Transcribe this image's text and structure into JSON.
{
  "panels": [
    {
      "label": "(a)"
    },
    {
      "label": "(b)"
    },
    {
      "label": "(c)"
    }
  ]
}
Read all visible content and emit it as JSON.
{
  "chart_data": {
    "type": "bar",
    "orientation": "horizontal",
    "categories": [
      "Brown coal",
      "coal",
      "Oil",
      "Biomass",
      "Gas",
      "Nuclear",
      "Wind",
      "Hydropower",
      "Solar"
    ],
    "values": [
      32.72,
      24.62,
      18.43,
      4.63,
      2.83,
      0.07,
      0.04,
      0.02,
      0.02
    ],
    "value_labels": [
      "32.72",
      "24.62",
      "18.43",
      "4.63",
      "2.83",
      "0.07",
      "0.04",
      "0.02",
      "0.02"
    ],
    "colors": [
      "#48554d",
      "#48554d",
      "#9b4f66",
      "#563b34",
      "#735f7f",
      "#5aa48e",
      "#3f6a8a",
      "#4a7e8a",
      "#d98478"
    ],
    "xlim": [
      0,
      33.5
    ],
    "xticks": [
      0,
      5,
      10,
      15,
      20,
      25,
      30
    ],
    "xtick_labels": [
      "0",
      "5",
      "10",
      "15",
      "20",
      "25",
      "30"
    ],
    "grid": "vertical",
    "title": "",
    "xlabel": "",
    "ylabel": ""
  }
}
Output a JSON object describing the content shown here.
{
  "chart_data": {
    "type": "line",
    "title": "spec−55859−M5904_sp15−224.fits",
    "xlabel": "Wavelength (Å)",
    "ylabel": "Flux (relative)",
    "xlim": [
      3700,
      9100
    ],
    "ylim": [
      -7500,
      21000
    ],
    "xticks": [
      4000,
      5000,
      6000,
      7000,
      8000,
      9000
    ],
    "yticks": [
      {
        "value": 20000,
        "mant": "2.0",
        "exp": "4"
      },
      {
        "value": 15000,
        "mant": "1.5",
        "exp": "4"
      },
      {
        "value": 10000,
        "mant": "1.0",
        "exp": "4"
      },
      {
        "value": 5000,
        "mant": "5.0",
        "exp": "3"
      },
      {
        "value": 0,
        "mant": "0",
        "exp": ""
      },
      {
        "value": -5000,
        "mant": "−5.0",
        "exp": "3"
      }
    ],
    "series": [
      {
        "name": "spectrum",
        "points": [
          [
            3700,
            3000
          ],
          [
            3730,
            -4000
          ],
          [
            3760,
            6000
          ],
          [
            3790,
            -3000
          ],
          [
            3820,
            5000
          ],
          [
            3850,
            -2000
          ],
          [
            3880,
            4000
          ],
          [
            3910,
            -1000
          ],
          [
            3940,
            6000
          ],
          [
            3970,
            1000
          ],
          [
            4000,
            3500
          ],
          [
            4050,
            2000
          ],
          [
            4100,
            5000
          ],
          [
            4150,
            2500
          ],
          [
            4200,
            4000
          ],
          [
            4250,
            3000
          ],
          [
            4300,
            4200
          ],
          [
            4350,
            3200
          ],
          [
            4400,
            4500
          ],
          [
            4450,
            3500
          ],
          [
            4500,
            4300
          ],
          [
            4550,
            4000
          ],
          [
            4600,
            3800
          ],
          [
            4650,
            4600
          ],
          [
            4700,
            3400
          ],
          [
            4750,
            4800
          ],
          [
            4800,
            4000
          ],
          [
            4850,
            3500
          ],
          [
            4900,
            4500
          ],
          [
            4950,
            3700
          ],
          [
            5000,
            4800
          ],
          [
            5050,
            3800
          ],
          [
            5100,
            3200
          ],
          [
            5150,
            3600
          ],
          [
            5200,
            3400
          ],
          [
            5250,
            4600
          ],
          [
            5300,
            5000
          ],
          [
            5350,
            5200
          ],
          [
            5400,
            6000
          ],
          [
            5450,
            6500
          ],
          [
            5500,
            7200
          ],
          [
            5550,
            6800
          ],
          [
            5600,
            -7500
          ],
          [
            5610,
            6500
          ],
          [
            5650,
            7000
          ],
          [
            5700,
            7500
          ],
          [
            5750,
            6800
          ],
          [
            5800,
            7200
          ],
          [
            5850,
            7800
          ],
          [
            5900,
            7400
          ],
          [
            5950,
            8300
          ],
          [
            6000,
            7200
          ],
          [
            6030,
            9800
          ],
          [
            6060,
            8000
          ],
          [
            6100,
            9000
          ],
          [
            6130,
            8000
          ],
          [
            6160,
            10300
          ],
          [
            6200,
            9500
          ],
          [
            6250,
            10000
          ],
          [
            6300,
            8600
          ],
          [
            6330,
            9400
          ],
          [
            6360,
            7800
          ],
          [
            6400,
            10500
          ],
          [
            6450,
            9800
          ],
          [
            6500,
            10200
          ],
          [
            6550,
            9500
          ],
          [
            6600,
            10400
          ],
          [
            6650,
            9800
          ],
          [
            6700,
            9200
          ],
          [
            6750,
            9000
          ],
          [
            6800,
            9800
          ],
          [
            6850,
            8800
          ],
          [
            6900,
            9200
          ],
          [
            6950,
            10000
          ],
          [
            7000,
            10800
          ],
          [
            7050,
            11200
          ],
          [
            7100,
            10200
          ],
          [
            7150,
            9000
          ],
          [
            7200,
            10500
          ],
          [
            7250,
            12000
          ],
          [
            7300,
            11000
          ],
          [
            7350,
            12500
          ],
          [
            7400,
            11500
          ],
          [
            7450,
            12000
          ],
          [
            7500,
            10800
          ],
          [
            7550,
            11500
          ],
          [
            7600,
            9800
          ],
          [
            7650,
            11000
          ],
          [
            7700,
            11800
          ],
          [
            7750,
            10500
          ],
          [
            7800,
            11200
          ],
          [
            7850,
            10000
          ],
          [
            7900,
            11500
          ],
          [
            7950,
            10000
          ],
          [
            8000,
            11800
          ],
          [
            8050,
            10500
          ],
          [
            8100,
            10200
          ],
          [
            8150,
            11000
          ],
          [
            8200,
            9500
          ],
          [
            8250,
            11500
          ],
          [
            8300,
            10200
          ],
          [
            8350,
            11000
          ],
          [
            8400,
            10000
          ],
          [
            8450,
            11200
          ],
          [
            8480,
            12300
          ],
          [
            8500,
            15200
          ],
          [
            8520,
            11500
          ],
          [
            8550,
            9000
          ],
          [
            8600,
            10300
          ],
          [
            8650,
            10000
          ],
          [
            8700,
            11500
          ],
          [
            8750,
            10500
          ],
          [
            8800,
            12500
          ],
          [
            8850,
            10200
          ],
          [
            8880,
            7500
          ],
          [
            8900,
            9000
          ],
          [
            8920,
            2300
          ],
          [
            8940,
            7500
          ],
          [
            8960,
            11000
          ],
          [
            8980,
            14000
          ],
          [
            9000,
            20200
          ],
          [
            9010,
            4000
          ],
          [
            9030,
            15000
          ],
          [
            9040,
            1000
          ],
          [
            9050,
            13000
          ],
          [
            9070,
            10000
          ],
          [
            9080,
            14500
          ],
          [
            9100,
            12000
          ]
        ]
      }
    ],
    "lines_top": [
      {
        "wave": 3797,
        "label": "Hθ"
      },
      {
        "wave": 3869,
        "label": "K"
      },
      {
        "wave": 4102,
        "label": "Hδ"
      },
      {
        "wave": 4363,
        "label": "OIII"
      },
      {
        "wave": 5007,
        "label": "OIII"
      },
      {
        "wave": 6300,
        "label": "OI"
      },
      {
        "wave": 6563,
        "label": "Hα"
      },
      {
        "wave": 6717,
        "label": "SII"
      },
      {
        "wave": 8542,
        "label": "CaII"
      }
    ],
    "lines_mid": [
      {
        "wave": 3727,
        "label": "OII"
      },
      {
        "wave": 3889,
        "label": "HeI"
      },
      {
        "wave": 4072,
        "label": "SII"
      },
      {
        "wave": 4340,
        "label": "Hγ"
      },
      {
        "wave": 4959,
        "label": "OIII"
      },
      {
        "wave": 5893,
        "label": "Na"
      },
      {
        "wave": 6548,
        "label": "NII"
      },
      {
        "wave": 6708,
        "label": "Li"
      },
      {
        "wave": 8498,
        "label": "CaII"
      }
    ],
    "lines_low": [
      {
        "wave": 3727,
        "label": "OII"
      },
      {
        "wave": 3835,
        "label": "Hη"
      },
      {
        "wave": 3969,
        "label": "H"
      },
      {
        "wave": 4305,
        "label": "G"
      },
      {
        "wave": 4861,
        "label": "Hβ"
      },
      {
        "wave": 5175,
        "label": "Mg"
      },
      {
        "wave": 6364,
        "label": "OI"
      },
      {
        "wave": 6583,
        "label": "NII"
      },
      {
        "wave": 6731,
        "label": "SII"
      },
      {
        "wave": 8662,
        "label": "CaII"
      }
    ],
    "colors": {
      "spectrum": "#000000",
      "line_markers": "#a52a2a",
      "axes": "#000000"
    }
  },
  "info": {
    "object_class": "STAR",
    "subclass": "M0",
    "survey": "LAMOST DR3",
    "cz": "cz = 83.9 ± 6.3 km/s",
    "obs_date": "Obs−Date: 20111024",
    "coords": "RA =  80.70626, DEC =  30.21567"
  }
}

**WRITTEN REQUEST**
Search the data above for the string "title" and copy each line that has it.

**WRITTEN REPLY**
    "title": "",
    "title": "spec−55859−M5904_sp15−224.fits",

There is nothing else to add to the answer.